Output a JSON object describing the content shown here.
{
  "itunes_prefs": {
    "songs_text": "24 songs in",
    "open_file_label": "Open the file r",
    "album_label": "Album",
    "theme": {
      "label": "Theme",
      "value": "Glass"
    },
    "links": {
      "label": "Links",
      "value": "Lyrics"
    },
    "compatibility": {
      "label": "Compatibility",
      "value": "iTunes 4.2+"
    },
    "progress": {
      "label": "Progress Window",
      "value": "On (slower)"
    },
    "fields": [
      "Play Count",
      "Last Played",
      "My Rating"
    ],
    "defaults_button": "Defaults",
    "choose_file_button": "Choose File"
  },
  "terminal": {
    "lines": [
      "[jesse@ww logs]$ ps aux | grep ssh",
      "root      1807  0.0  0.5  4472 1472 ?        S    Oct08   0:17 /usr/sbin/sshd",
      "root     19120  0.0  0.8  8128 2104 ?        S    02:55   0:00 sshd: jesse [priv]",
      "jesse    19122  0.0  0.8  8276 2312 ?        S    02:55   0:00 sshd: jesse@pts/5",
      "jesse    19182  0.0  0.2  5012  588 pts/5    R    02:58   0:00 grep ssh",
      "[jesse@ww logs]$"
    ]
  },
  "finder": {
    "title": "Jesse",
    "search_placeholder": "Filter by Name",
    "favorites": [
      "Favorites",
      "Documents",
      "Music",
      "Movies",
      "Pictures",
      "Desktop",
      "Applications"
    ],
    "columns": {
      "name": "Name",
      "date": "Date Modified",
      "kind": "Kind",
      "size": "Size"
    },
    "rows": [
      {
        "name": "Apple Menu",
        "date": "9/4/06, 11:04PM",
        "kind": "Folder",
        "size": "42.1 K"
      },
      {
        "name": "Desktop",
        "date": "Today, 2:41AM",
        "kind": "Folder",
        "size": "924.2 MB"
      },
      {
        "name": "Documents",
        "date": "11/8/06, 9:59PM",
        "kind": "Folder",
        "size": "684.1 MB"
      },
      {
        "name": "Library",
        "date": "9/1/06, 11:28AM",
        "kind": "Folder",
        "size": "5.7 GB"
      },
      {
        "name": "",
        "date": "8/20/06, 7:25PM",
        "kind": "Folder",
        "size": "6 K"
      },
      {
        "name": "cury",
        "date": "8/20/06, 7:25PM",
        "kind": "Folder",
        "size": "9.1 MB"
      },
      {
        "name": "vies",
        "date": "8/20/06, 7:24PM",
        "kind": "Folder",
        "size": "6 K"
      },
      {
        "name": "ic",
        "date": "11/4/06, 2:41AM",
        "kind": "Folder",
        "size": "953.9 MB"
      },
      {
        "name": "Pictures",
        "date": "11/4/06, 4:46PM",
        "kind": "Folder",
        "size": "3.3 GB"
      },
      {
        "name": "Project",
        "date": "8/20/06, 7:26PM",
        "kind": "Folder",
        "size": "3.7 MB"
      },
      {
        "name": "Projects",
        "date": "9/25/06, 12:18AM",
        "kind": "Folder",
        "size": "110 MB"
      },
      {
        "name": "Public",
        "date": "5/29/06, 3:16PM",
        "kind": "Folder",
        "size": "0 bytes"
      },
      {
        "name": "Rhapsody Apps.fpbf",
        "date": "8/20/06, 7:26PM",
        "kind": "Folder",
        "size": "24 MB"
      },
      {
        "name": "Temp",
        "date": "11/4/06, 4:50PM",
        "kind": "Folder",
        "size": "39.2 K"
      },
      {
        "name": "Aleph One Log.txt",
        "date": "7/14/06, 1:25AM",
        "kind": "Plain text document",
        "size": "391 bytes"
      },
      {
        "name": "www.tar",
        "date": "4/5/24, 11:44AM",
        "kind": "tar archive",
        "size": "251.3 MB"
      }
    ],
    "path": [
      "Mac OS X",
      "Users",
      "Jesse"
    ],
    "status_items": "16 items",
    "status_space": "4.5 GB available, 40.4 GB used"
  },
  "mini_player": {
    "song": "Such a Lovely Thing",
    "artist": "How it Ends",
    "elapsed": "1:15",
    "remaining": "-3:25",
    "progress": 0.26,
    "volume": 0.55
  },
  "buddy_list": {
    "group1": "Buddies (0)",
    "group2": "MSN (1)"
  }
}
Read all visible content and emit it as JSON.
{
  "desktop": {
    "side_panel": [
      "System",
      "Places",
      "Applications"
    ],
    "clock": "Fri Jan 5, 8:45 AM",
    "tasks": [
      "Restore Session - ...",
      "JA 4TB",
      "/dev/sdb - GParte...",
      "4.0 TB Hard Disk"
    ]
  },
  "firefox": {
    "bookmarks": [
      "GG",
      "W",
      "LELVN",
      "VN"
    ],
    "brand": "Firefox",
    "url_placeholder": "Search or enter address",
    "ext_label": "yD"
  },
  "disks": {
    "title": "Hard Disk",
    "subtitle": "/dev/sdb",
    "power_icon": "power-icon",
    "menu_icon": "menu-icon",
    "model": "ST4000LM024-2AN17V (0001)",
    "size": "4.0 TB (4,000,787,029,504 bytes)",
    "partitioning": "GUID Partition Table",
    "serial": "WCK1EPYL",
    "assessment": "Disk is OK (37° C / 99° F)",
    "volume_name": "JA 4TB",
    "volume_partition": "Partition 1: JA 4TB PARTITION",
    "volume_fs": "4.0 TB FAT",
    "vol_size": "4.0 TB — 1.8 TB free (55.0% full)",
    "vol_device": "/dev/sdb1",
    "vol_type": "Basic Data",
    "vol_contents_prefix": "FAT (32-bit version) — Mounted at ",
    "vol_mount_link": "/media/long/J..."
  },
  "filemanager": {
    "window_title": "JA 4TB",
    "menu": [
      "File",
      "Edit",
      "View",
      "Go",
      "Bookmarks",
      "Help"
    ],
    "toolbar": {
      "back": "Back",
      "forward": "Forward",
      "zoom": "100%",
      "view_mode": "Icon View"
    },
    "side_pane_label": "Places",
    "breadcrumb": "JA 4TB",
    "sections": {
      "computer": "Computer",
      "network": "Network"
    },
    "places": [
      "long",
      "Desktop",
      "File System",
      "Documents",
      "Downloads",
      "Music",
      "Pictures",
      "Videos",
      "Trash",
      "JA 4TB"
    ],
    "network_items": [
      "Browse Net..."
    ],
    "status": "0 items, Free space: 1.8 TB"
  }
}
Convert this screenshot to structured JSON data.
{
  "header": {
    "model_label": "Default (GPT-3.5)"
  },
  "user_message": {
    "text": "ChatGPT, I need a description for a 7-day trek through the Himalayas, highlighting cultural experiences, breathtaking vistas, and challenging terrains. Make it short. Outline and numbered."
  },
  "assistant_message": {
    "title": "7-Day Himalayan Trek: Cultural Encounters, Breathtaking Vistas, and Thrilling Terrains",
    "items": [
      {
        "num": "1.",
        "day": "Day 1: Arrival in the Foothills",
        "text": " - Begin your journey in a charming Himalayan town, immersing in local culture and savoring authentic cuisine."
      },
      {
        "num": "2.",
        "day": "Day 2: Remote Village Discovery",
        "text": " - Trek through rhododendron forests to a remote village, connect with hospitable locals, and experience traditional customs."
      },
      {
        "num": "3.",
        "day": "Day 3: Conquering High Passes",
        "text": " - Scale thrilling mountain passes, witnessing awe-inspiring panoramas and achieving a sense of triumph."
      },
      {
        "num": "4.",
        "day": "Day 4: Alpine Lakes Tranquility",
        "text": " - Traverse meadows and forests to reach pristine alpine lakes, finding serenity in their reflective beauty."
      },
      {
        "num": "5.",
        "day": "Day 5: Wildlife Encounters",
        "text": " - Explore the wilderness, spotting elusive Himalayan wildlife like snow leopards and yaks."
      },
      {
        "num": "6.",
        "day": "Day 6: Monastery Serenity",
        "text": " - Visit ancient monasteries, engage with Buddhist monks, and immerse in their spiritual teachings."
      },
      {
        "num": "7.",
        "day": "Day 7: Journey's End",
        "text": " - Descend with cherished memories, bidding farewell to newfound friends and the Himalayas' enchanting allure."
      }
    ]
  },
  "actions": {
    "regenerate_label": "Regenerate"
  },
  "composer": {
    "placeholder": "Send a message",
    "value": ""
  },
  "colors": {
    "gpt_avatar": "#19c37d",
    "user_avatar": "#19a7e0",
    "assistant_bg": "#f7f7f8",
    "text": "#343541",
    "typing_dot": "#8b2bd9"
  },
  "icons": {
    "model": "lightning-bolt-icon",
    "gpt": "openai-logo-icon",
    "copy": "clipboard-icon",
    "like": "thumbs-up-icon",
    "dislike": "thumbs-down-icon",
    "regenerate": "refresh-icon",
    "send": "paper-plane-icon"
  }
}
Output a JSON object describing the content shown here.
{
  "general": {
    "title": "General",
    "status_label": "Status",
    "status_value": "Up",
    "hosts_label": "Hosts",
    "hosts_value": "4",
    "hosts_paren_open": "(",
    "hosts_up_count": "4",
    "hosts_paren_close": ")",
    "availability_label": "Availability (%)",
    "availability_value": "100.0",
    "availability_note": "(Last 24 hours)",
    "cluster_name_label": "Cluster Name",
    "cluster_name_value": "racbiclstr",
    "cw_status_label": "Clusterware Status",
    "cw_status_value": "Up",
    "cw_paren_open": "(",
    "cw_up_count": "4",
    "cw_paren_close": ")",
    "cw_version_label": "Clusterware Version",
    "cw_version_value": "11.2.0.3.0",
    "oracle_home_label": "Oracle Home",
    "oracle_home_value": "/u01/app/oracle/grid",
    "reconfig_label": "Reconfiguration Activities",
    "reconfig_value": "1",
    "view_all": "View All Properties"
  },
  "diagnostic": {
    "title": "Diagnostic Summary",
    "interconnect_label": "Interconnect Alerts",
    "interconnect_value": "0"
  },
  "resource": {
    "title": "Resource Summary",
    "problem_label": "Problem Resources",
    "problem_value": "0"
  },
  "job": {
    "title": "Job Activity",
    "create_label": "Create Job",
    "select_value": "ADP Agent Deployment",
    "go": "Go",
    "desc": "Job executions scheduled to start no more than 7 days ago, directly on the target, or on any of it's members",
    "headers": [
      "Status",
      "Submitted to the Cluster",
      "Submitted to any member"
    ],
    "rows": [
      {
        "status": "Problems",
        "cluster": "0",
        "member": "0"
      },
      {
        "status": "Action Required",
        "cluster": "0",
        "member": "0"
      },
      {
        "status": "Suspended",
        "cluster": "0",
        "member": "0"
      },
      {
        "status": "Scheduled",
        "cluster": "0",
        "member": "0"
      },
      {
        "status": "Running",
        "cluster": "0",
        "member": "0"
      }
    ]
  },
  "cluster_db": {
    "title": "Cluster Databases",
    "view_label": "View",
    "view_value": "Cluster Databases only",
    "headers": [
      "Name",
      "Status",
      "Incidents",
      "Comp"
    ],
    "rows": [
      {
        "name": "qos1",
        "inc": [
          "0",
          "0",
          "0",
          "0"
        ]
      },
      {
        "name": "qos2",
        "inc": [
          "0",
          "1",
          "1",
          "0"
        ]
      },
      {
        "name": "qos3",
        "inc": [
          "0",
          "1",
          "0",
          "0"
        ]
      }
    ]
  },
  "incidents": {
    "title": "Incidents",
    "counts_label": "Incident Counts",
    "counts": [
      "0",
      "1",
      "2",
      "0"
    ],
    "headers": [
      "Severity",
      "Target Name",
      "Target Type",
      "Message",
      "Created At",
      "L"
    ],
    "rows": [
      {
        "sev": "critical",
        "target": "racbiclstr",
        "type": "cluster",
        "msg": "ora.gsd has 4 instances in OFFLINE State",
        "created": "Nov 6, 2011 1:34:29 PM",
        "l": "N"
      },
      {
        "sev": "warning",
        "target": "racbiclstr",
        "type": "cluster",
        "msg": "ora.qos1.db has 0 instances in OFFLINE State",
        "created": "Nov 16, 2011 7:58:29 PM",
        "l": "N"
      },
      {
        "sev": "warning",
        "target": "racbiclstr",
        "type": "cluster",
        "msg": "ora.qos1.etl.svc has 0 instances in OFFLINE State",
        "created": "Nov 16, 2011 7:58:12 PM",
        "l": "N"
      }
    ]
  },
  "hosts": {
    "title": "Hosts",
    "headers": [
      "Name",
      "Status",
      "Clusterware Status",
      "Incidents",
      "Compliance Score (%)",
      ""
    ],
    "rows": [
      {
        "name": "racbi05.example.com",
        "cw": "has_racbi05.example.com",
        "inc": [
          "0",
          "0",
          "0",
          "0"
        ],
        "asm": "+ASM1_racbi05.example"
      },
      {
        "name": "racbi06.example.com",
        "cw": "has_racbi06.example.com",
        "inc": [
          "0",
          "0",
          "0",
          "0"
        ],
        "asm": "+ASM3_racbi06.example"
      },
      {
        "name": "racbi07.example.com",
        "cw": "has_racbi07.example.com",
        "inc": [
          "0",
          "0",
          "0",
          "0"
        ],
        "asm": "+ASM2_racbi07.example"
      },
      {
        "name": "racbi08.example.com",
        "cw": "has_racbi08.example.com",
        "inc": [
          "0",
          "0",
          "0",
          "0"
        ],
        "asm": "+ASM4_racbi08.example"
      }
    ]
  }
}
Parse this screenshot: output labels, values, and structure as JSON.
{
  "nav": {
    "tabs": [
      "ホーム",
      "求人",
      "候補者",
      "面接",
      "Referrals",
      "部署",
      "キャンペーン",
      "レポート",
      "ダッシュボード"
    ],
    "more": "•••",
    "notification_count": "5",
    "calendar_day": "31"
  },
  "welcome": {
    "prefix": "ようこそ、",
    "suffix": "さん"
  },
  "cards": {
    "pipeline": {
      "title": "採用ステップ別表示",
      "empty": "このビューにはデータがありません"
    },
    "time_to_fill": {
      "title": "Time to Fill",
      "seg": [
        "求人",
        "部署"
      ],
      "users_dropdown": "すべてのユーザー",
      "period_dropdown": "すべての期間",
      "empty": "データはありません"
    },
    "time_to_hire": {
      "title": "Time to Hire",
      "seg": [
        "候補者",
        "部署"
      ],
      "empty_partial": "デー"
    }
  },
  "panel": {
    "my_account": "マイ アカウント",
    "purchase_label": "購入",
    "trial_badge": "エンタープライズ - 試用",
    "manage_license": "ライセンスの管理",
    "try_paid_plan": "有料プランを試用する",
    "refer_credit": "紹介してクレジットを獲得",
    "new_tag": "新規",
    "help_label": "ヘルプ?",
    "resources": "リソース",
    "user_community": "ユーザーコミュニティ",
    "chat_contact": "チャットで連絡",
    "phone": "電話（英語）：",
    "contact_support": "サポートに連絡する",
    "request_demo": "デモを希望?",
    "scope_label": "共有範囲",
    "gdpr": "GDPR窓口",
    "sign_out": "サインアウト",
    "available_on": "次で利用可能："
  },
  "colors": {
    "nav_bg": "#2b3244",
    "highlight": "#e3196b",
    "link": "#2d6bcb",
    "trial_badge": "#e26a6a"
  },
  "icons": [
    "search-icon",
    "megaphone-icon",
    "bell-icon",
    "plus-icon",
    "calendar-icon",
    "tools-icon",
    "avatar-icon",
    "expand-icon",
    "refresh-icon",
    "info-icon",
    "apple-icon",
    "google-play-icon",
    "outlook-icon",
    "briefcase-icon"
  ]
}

■ Exercise prompt ■
Copy every line of the listing that includes the string "instances".

■ Solution to the exercise ■
        "msg": "ora.gsd has 4 instances in OFFLINE State",
        "msg": "ora.qos1.db has 0 instances in OFFLINE State",
        "msg": "ora.qos1.etl.svc has 0 instances in OFFLINE State",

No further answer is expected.